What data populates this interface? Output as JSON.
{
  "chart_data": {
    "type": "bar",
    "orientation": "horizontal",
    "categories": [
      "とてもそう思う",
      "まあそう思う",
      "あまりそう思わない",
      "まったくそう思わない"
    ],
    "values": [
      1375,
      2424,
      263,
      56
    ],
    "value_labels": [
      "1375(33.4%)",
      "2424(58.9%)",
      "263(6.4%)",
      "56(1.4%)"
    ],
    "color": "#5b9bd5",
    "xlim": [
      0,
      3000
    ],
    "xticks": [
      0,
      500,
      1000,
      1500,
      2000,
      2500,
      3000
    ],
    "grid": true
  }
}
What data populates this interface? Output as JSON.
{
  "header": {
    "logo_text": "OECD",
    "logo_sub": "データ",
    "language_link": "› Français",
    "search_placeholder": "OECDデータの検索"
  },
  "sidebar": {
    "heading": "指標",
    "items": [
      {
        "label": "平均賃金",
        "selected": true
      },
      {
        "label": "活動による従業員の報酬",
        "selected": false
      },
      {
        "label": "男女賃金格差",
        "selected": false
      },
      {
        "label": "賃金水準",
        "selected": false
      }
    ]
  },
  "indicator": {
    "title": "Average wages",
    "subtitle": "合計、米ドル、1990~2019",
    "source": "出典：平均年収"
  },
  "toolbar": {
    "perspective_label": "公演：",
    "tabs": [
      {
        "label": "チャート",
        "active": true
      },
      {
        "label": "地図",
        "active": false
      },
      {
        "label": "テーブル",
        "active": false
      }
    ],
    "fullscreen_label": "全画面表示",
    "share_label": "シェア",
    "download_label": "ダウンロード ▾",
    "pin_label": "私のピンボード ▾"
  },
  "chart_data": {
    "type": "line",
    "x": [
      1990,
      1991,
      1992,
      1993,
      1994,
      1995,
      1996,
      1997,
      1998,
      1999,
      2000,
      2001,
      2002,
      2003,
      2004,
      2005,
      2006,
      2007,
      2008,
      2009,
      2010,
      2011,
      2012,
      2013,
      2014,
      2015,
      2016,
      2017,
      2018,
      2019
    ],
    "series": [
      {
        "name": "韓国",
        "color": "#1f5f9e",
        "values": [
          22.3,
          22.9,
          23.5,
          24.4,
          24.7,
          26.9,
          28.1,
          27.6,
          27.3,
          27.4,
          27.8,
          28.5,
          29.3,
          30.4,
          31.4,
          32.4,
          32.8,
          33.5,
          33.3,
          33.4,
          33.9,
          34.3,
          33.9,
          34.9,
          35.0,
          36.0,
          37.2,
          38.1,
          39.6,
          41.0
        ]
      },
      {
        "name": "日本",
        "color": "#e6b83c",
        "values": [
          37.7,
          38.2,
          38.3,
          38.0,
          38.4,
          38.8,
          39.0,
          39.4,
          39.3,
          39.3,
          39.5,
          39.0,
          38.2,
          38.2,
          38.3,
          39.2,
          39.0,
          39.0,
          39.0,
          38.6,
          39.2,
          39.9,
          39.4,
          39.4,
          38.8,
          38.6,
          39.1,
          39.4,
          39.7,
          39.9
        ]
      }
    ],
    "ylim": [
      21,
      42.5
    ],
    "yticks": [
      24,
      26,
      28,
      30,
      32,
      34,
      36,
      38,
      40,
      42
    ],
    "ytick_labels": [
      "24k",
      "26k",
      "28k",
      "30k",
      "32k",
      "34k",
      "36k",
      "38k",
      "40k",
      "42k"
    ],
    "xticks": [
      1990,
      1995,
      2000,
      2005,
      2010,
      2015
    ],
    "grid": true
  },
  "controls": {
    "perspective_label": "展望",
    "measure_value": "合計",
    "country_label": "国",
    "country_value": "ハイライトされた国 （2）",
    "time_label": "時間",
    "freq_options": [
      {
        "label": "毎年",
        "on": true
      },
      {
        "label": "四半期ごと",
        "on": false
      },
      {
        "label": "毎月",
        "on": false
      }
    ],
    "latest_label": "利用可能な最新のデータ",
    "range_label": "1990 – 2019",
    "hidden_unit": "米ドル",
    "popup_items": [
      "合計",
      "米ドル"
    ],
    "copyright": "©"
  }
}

---

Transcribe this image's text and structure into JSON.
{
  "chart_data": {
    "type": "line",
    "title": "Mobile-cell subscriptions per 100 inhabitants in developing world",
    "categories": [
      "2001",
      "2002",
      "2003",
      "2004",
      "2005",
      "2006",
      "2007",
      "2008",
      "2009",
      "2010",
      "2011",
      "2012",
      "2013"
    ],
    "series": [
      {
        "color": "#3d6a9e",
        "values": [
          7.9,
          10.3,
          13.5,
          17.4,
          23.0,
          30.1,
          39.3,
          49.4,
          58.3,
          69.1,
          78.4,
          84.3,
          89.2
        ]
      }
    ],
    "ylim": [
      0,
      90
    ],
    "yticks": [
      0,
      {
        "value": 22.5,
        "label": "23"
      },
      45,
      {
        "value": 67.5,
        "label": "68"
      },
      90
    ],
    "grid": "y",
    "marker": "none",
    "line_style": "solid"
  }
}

> [Task]
Where a line in the entries holds "color", copy that line.

> [Expected answer]
    "color": "#5b9bd5",
        "color": "#1f5f9e",
        "color": "#e6b83c",
        "color": "#3d6a9e",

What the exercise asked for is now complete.